§ **TASK DESCRIPTION**
How many of these lines hold the string "用联结词"? Answer with the number only.
-- start of DATASET RECORDS --
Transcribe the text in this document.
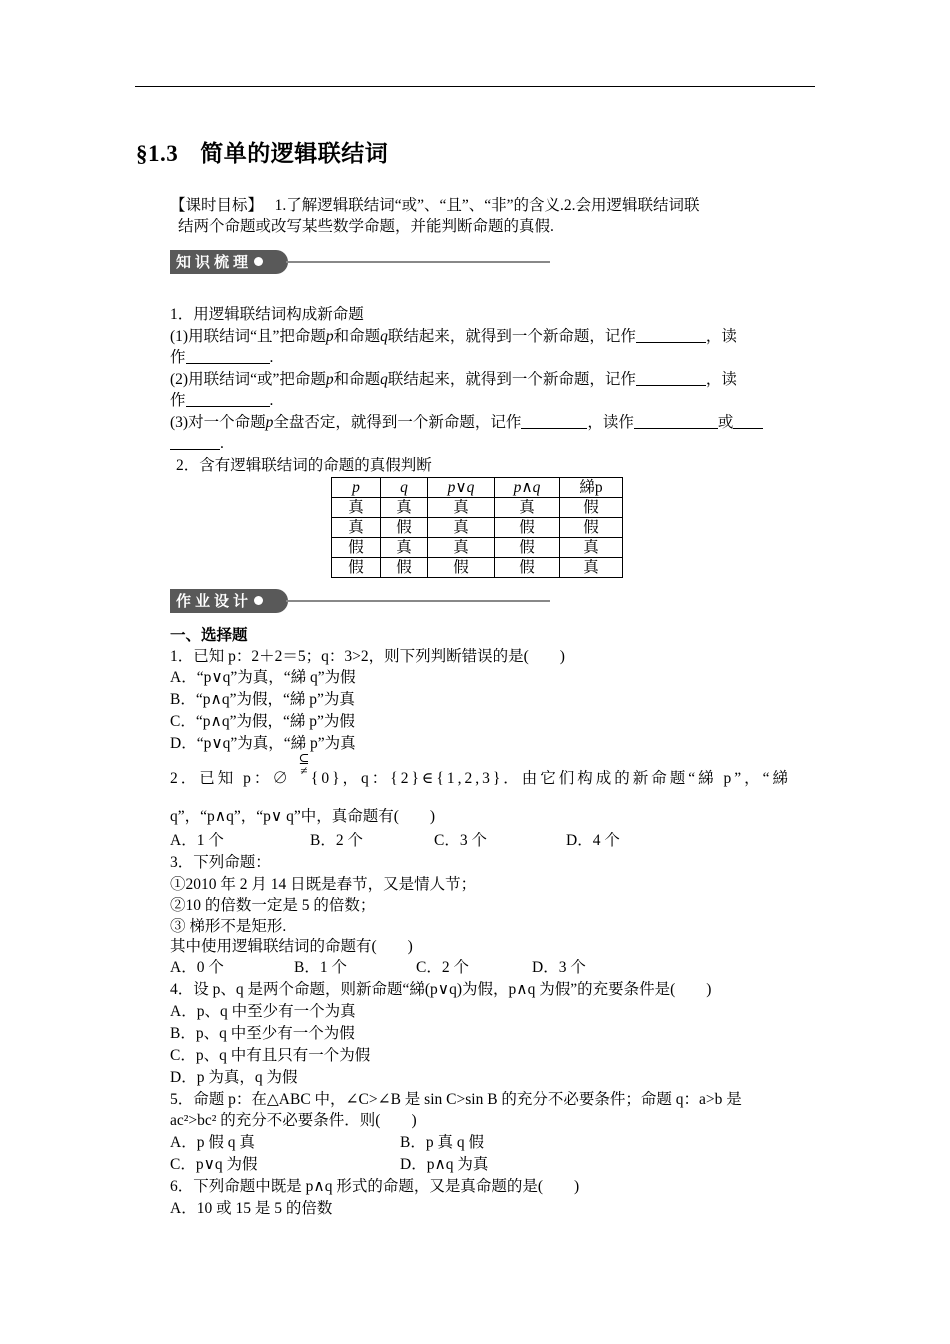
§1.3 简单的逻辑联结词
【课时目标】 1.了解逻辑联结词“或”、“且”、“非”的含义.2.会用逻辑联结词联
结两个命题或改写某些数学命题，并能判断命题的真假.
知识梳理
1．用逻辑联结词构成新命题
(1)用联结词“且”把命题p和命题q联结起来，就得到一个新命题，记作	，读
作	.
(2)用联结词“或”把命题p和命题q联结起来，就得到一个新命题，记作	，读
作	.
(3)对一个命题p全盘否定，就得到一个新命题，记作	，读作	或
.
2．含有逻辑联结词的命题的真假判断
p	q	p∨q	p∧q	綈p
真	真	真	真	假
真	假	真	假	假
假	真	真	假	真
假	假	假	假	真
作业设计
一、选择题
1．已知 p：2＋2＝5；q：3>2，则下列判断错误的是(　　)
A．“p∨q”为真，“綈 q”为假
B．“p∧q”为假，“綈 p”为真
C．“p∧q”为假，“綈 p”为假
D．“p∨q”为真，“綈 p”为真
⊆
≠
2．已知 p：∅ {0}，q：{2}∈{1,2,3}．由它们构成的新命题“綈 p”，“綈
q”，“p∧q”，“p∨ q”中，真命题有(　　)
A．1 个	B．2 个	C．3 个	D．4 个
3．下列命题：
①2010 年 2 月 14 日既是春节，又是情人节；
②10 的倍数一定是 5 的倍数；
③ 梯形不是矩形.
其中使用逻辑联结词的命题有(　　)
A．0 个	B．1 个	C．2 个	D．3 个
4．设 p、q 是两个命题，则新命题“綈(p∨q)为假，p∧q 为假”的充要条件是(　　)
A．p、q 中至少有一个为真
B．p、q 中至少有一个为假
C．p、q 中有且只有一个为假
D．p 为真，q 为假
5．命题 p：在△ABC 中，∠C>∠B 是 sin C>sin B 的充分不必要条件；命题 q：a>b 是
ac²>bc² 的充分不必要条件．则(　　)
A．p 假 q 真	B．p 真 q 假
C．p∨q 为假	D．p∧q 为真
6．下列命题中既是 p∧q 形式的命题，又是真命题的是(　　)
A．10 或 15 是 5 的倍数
-- end of DATASET RECORDS --
-- start of DATASET RECORDS --
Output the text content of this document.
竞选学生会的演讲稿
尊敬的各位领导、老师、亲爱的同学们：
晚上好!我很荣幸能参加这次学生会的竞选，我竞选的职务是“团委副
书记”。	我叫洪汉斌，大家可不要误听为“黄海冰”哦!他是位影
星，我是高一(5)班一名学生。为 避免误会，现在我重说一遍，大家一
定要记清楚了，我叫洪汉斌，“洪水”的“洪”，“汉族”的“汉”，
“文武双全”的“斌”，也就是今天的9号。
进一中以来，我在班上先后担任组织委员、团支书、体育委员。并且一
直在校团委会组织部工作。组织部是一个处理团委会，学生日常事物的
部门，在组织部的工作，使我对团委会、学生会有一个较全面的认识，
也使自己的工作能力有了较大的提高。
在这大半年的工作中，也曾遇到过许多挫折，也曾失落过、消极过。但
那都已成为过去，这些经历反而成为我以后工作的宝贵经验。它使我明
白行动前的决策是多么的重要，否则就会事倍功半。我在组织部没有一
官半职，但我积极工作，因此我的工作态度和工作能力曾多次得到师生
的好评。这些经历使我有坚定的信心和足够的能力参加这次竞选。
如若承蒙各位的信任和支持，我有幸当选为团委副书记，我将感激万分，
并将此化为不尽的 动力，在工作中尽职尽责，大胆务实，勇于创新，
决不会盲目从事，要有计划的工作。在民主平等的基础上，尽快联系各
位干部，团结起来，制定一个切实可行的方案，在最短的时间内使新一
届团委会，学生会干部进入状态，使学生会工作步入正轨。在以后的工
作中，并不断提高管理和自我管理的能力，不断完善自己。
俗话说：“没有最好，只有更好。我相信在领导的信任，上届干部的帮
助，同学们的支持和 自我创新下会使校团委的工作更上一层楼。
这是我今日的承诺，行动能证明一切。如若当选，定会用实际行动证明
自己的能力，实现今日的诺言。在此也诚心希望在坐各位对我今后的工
-- end of DATASET RECORDS --
§ **EXERCISE RESPONSE**
2